§ EXCERPTED RECORDS:
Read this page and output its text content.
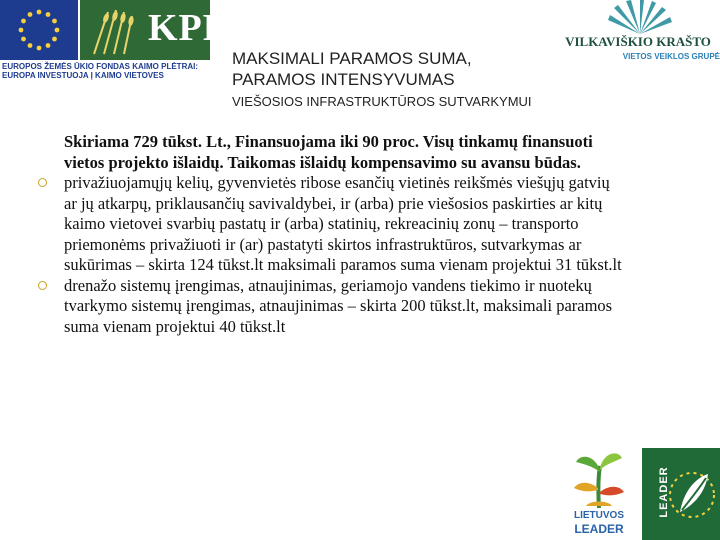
KPF
EUROPOS ŽEMĖS ŪKIO FONDAS KAIMO PLĖTRAI:
EUROPA INVESTUOJA Į KAIMO VIETOVES
VILKAVIŠKIO KRAŠTO
VIETOS VEIKLOS GRUPĖ
MAKSIMALI PARAMOS SUMA,
PARAMOS INTENSYVUMAS
VIEŠOSIOS INFRASTRUKTŪROS SUTVARKYMUI

Skiriama 729 tūkst. Lt., Finansuojama iki 90 proc. Visų tinkamų finansuoti vietos projekto išlaidų. Taikomas išlaidų kompensavimo su avansu būdas.

privažiuojamųjų kelių, gyvenvietės ribose esančių vietinės reikšmės viešųjų gatvių ar jų atkarpų, priklausančių savivaldybei, ir (arba) prie viešosios paskirties ar kitų kaimo vietovei svarbių pastatų ir (arba) statinių, rekreacinių zonų – transporto priemonėms privažiuoti ir (ar) pastatyti skirtos infrastruktūros, sutvarkymas ar sukūrimas – skirta 124 tūkst.lt maksimali paramos suma vienam projektui 31 tūkst.lt
drenažo sistemų įrengimas, atnaujinimas, geriamojo vandens tiekimo ir nuotekų tvarkymo sistemų įrengimas, atnaujinimas – skirta 200 tūkst.lt, maksimali paramos suma vienam projektui 40 tūkst.lt
LIETUVOS
LEADER
LEADER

§ WHAT YOU WILL DO: All records should be output exactly, with the pictures left out.

§ FINAL RESULT:
Read this page and output its text content.
KPF
EUROPOS ŽEMĖS ŪKIO FONDAS KAIMO PLĖTRAI:
EUROPA INVESTUOJA Į KAIMO VIETOVES
VILKAVIŠKIO KRAŠTO
VIETOS VEIKLOS GRUPĖ
MAKSIMALI PARAMOS SUMA,
PARAMOS INTENSYVUMAS
VIEŠOSIOS INFRASTRUKTŪROS SUTVARKYMUI

Skiriama 729 tūkst. Lt., Finansuojama iki 90 proc. Visų tinkamų finansuoti vietos projekto išlaidų. Taikomas išlaidų kompensavimo su avansu būdas.

privažiuojamųjų kelių, gyvenvietės ribose esančių vietinės reikšmės viešųjų gatvių ar jų atkarpų, priklausančių savivaldybei, ir (arba) prie viešosios paskirties ar kitų kaimo vietovei svarbių pastatų ir (arba) statinių, rekreacinių zonų – transporto priemonėms privažiuoti ir (ar) pastatyti skirtos infrastruktūros, sutvarkymas ar sukūrimas – skirta 124 tūkst.lt maksimali paramos suma vienam projektui 31 tūkst.lt
drenažo sistemų įrengimas, atnaujinimas, geriamojo vandens tiekimo ir nuotekų tvarkymo sistemų įrengimas, atnaujinimas – skirta 200 tūkst.lt, maksimali paramos suma vienam projektui 40 tūkst.lt
LIETUVOS
LEADER
LEADER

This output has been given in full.